[Collected data]
━━━

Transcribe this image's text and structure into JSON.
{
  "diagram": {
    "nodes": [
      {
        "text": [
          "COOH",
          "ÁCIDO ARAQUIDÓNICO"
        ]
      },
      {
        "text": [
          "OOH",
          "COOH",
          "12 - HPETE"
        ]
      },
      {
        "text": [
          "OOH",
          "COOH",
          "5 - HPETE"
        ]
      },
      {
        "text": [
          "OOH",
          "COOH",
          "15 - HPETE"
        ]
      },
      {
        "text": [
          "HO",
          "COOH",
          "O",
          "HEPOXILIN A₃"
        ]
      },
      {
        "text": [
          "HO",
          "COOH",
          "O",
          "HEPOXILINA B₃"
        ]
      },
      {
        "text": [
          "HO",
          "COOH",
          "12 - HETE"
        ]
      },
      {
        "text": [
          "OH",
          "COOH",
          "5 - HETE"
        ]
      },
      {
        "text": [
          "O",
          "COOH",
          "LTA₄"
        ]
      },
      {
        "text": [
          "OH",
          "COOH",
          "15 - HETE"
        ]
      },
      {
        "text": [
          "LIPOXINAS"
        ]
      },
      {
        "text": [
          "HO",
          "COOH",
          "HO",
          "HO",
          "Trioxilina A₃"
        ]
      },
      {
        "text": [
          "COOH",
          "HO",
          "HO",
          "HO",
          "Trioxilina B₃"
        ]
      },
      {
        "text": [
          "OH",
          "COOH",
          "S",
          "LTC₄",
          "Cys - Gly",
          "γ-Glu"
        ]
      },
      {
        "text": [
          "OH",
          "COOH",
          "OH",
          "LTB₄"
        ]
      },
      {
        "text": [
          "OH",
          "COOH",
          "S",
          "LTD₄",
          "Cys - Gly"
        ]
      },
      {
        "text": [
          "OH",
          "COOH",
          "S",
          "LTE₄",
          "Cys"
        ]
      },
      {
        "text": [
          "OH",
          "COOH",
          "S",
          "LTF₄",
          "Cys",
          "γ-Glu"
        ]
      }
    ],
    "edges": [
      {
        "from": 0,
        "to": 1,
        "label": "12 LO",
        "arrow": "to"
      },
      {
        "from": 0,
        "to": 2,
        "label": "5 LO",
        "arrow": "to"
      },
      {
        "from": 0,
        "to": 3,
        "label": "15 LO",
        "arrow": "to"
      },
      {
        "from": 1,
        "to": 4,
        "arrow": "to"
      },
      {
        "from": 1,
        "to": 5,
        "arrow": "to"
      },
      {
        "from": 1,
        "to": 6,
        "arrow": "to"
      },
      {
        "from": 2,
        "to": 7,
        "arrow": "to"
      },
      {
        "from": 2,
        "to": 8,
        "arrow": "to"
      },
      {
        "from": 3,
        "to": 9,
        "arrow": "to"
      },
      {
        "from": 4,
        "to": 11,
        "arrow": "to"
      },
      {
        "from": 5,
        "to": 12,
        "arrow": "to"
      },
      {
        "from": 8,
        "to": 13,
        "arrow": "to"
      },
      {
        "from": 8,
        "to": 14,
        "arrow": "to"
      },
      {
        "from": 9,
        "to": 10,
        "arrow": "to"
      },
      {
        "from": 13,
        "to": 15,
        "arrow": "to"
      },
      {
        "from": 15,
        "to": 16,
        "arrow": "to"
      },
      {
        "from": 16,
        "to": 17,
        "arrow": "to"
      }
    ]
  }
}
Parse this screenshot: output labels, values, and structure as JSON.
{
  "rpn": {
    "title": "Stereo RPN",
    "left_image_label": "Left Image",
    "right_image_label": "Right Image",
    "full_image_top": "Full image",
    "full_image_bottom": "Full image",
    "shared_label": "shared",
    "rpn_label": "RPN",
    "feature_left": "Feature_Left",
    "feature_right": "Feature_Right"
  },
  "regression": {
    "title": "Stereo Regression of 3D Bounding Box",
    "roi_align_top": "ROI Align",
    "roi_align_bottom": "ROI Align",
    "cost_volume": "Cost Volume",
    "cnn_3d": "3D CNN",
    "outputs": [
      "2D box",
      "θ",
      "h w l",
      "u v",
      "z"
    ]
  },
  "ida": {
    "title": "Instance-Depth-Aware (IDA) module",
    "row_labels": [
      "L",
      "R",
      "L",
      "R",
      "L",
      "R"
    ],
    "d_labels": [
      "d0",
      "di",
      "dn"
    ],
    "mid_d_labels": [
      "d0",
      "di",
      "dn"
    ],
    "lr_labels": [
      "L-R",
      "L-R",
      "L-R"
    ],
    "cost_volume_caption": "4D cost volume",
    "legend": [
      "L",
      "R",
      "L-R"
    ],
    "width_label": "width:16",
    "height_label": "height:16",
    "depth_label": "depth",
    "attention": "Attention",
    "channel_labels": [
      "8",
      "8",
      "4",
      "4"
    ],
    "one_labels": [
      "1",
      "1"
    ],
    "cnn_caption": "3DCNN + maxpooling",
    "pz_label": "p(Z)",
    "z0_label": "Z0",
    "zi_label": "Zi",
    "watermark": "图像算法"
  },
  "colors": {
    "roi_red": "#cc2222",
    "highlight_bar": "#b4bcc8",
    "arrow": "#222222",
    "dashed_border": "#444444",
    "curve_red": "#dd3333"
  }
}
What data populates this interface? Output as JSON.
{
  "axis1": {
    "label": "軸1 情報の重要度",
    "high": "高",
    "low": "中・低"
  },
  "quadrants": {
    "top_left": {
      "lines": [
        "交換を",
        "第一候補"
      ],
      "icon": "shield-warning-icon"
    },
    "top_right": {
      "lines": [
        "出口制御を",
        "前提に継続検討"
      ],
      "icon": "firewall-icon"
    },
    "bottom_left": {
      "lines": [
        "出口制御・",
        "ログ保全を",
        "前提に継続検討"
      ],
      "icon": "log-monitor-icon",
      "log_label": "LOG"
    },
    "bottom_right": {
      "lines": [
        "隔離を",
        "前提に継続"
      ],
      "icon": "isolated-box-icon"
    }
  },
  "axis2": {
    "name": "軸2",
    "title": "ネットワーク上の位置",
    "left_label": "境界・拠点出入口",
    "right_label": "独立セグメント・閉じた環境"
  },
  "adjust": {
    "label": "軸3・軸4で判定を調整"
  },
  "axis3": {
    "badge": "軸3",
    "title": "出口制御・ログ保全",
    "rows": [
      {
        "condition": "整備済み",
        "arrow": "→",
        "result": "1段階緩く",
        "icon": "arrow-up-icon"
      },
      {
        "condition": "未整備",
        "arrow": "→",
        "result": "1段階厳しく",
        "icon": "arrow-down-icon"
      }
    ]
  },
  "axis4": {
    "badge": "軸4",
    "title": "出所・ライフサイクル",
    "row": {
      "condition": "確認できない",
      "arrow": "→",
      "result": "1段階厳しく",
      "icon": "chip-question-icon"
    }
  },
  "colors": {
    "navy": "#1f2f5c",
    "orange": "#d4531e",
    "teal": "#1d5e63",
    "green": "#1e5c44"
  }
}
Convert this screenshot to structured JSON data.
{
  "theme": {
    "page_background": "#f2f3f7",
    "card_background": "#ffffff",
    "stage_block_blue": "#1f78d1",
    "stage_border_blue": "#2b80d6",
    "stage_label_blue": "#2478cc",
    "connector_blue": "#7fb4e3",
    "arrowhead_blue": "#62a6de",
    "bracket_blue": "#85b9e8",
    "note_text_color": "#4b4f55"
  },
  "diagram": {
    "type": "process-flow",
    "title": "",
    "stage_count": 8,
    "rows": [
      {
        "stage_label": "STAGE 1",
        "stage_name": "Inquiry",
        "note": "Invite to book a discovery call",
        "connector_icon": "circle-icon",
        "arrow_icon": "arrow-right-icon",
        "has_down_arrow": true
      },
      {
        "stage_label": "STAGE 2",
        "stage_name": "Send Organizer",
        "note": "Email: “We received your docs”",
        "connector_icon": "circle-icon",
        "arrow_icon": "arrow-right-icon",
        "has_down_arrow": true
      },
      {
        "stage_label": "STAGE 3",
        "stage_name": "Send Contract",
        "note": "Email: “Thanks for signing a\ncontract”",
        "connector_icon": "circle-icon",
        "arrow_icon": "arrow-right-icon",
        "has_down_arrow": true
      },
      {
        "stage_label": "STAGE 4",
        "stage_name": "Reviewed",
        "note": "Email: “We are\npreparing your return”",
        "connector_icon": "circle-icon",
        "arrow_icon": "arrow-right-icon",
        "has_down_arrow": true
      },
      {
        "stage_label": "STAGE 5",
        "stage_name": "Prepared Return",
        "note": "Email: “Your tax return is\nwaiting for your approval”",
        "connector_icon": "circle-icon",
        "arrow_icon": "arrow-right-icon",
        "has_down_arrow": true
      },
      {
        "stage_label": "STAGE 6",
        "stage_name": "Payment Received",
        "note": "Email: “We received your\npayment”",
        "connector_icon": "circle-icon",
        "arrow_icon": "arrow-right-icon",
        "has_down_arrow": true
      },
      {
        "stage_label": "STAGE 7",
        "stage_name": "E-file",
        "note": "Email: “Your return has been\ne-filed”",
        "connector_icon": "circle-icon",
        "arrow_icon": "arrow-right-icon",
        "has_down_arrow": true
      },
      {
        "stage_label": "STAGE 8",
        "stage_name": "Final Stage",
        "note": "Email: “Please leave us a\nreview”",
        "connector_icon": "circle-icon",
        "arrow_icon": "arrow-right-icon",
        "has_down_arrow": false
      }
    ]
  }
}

━━━

● The exercise: List the lines of the entries that include "Align".

● Right answer:
    "roi_align_top": "ROI Align",
    "roi_align_bottom": "ROI Align",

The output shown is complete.